Report every line in the listing that contains the string "songs".

──────── MATERIAL PROVIDED

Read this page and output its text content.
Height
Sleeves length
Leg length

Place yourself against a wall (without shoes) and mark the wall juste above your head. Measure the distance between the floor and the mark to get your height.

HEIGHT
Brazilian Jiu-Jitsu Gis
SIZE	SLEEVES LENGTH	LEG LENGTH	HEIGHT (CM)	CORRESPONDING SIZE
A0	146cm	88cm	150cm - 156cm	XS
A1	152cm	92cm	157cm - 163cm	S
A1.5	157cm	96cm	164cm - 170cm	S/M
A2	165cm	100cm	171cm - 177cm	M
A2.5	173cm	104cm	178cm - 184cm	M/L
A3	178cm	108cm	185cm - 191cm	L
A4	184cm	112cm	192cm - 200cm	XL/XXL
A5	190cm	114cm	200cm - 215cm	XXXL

────────────────
──────── MATERIAL PROVIDED

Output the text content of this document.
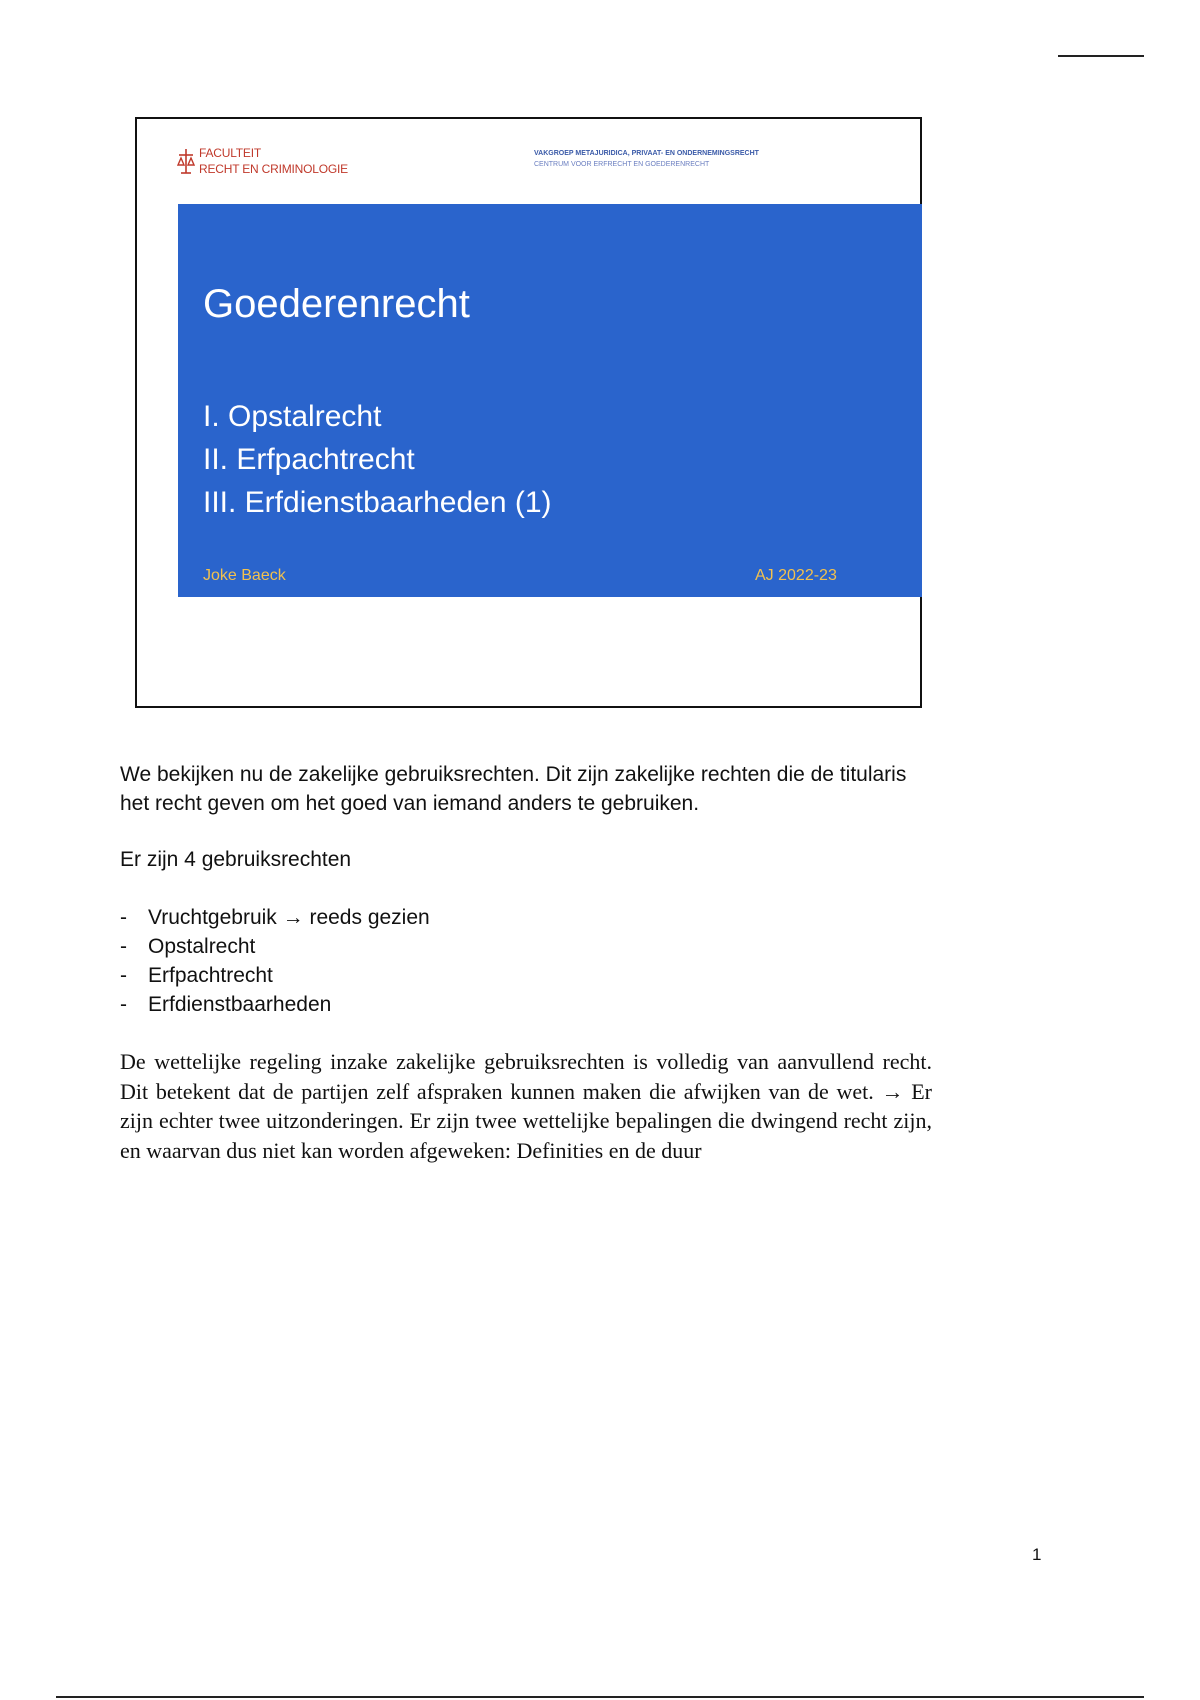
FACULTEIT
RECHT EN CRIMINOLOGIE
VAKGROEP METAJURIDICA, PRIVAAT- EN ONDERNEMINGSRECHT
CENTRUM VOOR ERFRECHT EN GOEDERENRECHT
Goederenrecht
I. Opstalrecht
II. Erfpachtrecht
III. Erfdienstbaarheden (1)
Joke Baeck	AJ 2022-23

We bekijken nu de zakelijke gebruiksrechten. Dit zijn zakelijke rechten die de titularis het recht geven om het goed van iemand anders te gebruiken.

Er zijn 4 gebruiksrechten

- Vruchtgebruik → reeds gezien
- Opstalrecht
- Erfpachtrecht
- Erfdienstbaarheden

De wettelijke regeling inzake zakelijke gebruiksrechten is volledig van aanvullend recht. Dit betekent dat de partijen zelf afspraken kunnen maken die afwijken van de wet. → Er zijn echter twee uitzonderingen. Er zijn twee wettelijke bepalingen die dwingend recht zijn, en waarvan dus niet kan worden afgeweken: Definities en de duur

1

────────────────
──────── MATERIAL PROVIDED

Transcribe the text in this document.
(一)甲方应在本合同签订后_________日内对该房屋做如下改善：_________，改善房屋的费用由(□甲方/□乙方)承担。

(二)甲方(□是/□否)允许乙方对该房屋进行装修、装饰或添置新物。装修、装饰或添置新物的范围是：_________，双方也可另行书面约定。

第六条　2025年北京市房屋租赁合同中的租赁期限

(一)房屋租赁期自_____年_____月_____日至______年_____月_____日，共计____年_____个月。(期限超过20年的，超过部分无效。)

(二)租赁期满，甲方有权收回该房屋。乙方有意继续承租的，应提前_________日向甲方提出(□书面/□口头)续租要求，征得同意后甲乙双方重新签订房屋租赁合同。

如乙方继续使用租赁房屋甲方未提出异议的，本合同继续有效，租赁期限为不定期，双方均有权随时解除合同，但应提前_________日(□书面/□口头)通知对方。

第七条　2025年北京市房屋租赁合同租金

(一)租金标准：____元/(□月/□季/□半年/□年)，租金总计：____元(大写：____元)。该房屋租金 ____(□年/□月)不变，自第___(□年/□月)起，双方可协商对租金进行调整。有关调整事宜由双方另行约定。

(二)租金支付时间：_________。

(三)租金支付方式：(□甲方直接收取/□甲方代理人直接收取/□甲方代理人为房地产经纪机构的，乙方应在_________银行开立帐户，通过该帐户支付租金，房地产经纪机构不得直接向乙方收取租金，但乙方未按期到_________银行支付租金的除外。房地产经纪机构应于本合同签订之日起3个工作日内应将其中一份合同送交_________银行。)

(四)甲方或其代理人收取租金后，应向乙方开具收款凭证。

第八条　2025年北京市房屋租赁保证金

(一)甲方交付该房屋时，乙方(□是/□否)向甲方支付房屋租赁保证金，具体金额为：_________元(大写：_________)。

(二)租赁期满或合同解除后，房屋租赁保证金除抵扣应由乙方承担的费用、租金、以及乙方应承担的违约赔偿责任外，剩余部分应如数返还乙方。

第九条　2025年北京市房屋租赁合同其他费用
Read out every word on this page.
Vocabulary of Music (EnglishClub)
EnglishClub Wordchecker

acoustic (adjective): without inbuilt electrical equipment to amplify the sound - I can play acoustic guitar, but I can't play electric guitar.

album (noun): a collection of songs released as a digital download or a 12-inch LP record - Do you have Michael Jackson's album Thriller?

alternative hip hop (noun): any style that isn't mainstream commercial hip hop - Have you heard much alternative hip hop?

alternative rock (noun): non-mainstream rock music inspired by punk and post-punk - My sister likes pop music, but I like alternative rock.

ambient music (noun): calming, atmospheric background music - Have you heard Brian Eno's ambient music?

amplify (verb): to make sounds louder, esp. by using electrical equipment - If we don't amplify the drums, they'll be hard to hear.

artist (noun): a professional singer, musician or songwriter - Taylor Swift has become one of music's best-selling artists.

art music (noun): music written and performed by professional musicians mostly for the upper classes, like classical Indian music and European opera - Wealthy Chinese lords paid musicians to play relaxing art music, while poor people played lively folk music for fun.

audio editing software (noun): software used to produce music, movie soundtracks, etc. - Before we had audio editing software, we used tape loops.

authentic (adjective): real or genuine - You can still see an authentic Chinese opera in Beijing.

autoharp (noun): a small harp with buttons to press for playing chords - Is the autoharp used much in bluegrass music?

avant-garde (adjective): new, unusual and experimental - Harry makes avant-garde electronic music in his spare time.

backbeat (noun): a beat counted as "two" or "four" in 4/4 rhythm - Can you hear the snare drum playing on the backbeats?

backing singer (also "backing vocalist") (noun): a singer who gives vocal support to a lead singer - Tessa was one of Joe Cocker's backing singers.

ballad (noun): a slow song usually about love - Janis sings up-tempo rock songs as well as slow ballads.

────────────────

• **TASK SOLUTION**:
album (noun): a collection of songs released as a digital download or a 12-inch LP record - Do you have Michael Jackson's album Thriller?
ballad (noun): a slow song usually about love - Janis sings up-tempo rock songs as well as slow ballads.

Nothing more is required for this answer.